Items from a figure collection:
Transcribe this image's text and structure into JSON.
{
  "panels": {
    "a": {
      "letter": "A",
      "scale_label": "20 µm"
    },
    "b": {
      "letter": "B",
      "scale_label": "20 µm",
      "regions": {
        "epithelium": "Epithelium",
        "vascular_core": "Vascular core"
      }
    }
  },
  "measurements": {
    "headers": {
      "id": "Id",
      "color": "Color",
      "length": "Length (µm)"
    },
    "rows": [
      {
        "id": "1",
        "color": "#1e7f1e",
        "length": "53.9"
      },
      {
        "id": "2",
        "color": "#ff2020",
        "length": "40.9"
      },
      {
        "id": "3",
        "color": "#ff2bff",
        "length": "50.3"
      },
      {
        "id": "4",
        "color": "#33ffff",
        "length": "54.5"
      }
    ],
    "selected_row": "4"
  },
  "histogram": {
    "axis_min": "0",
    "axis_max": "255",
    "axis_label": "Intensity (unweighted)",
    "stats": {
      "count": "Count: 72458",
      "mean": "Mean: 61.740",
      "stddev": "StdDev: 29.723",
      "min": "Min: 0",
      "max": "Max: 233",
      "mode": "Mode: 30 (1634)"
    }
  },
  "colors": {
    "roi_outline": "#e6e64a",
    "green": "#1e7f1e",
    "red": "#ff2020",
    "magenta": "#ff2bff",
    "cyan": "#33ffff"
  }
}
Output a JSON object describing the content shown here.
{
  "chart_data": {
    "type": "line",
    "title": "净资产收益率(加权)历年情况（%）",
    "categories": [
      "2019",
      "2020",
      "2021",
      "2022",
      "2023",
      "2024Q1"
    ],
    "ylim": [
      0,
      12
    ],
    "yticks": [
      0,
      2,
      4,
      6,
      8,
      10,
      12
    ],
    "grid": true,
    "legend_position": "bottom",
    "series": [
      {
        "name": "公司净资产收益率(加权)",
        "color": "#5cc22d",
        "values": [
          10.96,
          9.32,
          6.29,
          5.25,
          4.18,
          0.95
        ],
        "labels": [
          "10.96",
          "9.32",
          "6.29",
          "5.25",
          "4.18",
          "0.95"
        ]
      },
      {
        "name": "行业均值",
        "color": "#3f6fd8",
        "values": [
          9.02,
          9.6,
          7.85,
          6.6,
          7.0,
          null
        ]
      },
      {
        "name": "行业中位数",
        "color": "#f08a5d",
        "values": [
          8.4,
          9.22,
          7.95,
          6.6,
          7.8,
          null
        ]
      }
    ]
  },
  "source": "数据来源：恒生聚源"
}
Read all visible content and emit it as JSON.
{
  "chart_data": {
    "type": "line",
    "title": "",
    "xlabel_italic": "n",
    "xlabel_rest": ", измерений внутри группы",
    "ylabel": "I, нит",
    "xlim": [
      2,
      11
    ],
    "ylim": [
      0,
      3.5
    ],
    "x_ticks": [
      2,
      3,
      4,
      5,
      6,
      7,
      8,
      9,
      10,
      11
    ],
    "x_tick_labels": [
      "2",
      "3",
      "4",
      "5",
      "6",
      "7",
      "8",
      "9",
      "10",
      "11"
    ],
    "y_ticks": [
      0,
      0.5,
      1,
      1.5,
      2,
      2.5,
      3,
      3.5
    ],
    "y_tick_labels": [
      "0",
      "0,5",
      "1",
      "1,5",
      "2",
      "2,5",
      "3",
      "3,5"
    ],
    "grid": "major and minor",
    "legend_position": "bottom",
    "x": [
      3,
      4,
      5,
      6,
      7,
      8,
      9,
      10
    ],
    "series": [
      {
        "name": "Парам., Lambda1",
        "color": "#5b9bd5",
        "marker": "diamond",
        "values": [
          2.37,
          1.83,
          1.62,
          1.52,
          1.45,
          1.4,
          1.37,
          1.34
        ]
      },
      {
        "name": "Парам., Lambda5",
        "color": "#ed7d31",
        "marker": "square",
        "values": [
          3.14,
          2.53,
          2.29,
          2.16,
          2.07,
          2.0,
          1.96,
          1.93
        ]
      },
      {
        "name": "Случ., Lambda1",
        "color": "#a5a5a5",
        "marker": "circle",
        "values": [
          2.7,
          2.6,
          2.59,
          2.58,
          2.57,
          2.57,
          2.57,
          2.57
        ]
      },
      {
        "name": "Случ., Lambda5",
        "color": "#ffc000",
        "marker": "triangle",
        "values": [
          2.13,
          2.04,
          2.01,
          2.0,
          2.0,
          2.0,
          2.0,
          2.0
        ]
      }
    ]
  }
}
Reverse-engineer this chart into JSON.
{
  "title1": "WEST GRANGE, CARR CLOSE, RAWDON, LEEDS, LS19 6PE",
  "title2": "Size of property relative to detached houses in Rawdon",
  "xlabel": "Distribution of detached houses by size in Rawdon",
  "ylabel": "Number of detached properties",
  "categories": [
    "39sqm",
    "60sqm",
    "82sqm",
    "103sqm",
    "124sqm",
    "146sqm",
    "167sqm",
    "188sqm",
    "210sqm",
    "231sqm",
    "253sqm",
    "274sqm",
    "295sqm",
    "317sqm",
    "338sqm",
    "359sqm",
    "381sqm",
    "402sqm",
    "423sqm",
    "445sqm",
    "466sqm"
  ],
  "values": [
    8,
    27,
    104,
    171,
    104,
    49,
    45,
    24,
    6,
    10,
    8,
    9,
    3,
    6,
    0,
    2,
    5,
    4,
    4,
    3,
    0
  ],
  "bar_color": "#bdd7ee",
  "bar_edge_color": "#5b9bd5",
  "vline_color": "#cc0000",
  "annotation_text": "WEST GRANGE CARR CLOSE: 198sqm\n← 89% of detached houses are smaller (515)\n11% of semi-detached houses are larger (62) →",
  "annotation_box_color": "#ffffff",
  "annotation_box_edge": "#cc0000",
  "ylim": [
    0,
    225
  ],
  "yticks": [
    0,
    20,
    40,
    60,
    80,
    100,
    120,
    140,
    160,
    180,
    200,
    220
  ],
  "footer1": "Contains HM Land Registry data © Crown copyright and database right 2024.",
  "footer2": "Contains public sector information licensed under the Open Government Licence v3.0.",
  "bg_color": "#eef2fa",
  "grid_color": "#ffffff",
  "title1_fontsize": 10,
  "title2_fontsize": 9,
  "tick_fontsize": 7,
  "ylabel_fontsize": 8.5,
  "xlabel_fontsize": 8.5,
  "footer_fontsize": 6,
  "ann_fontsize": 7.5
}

#### [REQUIREMENT]
Give the data again, exactly as it stands.

#### [FINAL RESULT]
Transcribe this image's text and structure into JSON.
{
  "panels": {
    "a": {
      "letter": "A",
      "scale_label": "20 µm"
    },
    "b": {
      "letter": "B",
      "scale_label": "20 µm",
      "regions": {
        "epithelium": "Epithelium",
        "vascular_core": "Vascular core"
      }
    }
  },
  "measurements": {
    "headers": {
      "id": "Id",
      "color": "Color",
      "length": "Length (µm)"
    },
    "rows": [
      {
        "id": "1",
        "color": "#1e7f1e",
        "length": "53.9"
      },
      {
        "id": "2",
        "color": "#ff2020",
        "length": "40.9"
      },
      {
        "id": "3",
        "color": "#ff2bff",
        "length": "50.3"
      },
      {
        "id": "4",
        "color": "#33ffff",
        "length": "54.5"
      }
    ],
    "selected_row": "4"
  },
  "histogram": {
    "axis_min": "0",
    "axis_max": "255",
    "axis_label": "Intensity (unweighted)",
    "stats": {
      "count": "Count: 72458",
      "mean": "Mean: 61.740",
      "stddev": "StdDev: 29.723",
      "min": "Min: 0",
      "max": "Max: 233",
      "mode": "Mode: 30 (1634)"
    }
  },
  "colors": {
    "roi_outline": "#e6e64a",
    "green": "#1e7f1e",
    "red": "#ff2020",
    "magenta": "#ff2bff",
    "cyan": "#33ffff"
  }
}
Output a JSON object describing the content shown here.
{
  "chart_data": {
    "type": "line",
    "title": "净资产收益率(加权)历年情况（%）",
    "categories": [
      "2019",
      "2020",
      "2021",
      "2022",
      "2023",
      "2024Q1"
    ],
    "ylim": [
      0,
      12
    ],
    "yticks": [
      0,
      2,
      4,
      6,
      8,
      10,
      12
    ],
    "grid": true,
    "legend_position": "bottom",
    "series": [
      {
        "name": "公司净资产收益率(加权)",
        "color": "#5cc22d",
        "values": [
          10.96,
          9.32,
          6.29,
          5.25,
          4.18,
          0.95
        ],
        "labels": [
          "10.96",
          "9.32",
          "6.29",
          "5.25",
          "4.18",
          "0.95"
        ]
      },
      {
        "name": "行业均值",
        "color": "#3f6fd8",
        "values": [
          9.02,
          9.6,
          7.85,
          6.6,
          7.0,
          null
        ]
      },
      {
        "name": "行业中位数",
        "color": "#f08a5d",
        "values": [
          8.4,
          9.22,
          7.95,
          6.6,
          7.8,
          null
        ]
      }
    ]
  },
  "source": "数据来源：恒生聚源"
}
Read all visible content and emit it as JSON.
{
  "chart_data": {
    "type": "line",
    "title": "",
    "xlabel_italic": "n",
    "xlabel_rest": ", измерений внутри группы",
    "ylabel": "I, нит",
    "xlim": [
      2,
      11
    ],
    "ylim": [
      0,
      3.5
    ],
    "x_ticks": [
      2,
      3,
      4,
      5,
      6,
      7,
      8,
      9,
      10,
      11
    ],
    "x_tick_labels": [
      "2",
      "3",
      "4",
      "5",
      "6",
      "7",
      "8",
      "9",
      "10",
      "11"
    ],
    "y_ticks": [
      0,
      0.5,
      1,
      1.5,
      2,
      2.5,
      3,
      3.5
    ],
    "y_tick_labels": [
      "0",
      "0,5",
      "1",
      "1,5",
      "2",
      "2,5",
      "3",
      "3,5"
    ],
    "grid": "major and minor",
    "legend_position": "bottom",
    "x": [
      3,
      4,
      5,
      6,
      7,
      8,
      9,
      10
    ],
    "series": [
      {
        "name": "Парам., Lambda1",
        "color": "#5b9bd5",
        "marker": "diamond",
        "values": [
          2.37,
          1.83,
          1.62,
          1.52,
          1.45,
          1.4,
          1.37,
          1.34
        ]
      },
      {
        "name": "Парам., Lambda5",
        "color": "#ed7d31",
        "marker": "square",
        "values": [
          3.14,
          2.53,
          2.29,
          2.16,
          2.07,
          2.0,
          1.96,
          1.93
        ]
      },
      {
        "name": "Случ., Lambda1",
        "color": "#a5a5a5",
        "marker": "circle",
        "values": [
          2.7,
          2.6,
          2.59,
          2.58,
          2.57,
          2.57,
          2.57,
          2.57
        ]
      },
      {
        "name": "Случ., Lambda5",
        "color": "#ffc000",
        "marker": "triangle",
        "values": [
          2.13,
          2.04,
          2.01,
          2.0,
          2.0,
          2.0,
          2.0,
          2.0
        ]
      }
    ]
  }
}
Reverse-engineer this chart into JSON.
{
  "title1": "WEST GRANGE, CARR CLOSE, RAWDON, LEEDS, LS19 6PE",
  "title2": "Size of property relative to detached houses in Rawdon",
  "xlabel": "Distribution of detached houses by size in Rawdon",
  "ylabel": "Number of detached properties",
  "categories": [
    "39sqm",
    "60sqm",
    "82sqm",
    "103sqm",
    "124sqm",
    "146sqm",
    "167sqm",
    "188sqm",
    "210sqm",
    "231sqm",
    "253sqm",
    "274sqm",
    "295sqm",
    "317sqm",
    "338sqm",
    "359sqm",
    "381sqm",
    "402sqm",
    "423sqm",
    "445sqm",
    "466sqm"
  ],
  "values": [
    8,
    27,
    104,
    171,
    104,
    49,
    45,
    24,
    6,
    10,
    8,
    9,
    3,
    6,
    0,
    2,
    5,
    4,
    4,
    3,
    0
  ],
  "bar_color": "#bdd7ee",
  "bar_edge_color": "#5b9bd5",
  "vline_color": "#cc0000",
  "annotation_text": "WEST GRANGE CARR CLOSE: 198sqm\n← 89% of detached houses are smaller (515)\n11% of semi-detached houses are larger (62) →",
  "annotation_box_color": "#ffffff",
  "annotation_box_edge": "#cc0000",
  "ylim": [
    0,
    225
  ],
  "yticks": [
    0,
    20,
    40,
    60,
    80,
    100,
    120,
    140,
    160,
    180,
    200,
    220
  ],
  "footer1": "Contains HM Land Registry data © Crown copyright and database right 2024.",
  "footer2": "Contains public sector information licensed under the Open Government Licence v3.0.",
  "bg_color": "#eef2fa",
  "grid_color": "#ffffff",
  "title1_fontsize": 10,
  "title2_fontsize": 9,
  "tick_fontsize": 7,
  "ylabel_fontsize": 8.5,
  "xlabel_fontsize": 8.5,
  "footer_fontsize": 6,
  "ann_fontsize": 7.5
}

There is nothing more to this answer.